What needs to be done: Using the material that follows, identify and copy each line with the string "Calculate".

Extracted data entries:
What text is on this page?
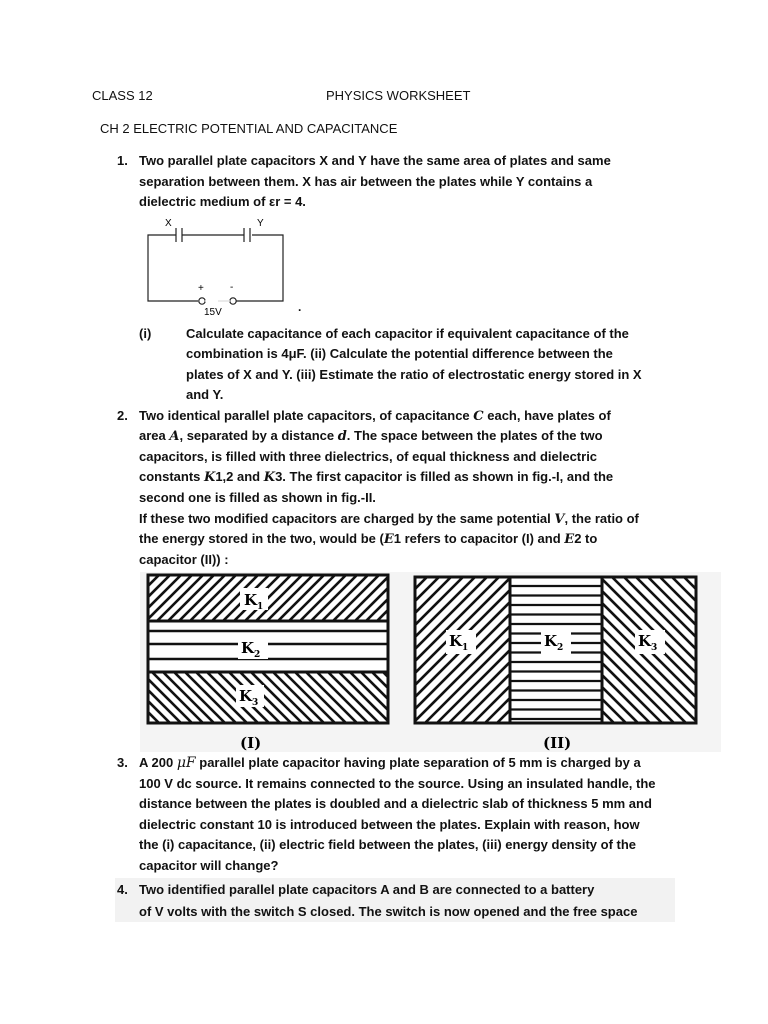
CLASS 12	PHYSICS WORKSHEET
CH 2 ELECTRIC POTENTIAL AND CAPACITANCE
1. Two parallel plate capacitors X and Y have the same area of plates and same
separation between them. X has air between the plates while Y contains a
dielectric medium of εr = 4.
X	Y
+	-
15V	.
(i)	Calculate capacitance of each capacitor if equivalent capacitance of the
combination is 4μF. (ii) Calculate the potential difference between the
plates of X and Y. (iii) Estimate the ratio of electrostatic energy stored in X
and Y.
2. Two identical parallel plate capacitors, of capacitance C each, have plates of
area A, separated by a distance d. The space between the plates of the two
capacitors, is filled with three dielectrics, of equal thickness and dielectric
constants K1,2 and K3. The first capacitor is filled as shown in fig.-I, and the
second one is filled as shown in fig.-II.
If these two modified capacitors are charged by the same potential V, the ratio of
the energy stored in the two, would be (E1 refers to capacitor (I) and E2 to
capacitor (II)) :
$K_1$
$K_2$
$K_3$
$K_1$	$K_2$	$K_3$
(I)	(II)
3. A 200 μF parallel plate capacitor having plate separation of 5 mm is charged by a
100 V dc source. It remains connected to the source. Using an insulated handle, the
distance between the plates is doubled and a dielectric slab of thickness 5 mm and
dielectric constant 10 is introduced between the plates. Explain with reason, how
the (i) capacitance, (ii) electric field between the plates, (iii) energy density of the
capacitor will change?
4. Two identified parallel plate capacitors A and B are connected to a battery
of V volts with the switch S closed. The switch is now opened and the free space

==

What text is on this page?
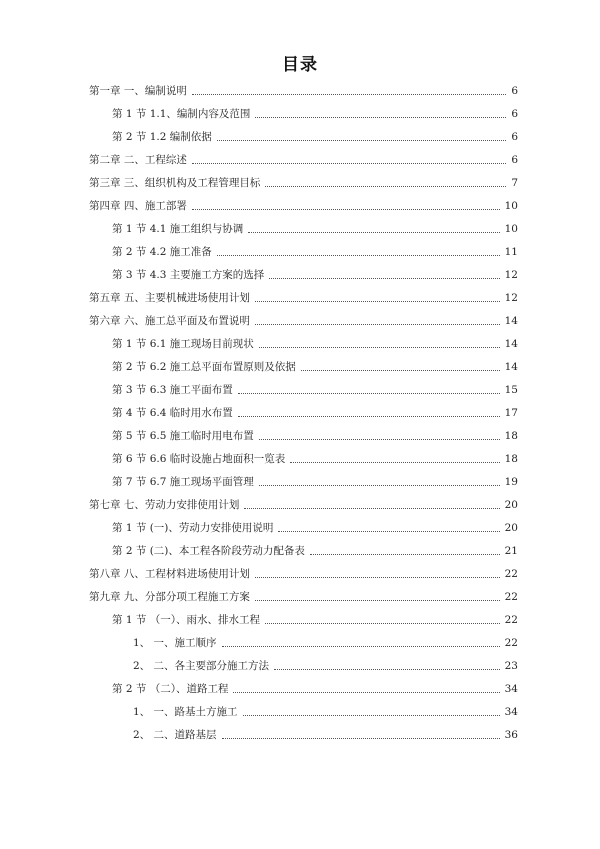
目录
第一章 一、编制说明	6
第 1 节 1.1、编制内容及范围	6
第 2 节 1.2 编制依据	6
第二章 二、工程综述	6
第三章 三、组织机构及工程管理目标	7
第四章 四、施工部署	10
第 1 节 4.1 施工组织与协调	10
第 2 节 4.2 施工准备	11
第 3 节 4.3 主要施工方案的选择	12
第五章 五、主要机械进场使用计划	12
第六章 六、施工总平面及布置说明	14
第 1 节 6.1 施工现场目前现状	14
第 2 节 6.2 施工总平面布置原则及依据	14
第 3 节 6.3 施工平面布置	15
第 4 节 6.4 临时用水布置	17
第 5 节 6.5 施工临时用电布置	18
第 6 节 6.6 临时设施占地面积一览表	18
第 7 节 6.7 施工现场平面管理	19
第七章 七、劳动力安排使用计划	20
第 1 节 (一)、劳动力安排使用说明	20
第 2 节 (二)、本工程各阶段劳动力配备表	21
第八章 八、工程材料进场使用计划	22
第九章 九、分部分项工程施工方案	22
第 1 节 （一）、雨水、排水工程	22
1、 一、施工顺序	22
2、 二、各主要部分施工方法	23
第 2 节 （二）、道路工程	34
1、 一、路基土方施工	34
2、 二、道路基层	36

Exercise result:
(i)	Calculate capacitance of each capacitor if equivalent capacitance of the
combination is 4μF. (ii) Calculate the potential difference between the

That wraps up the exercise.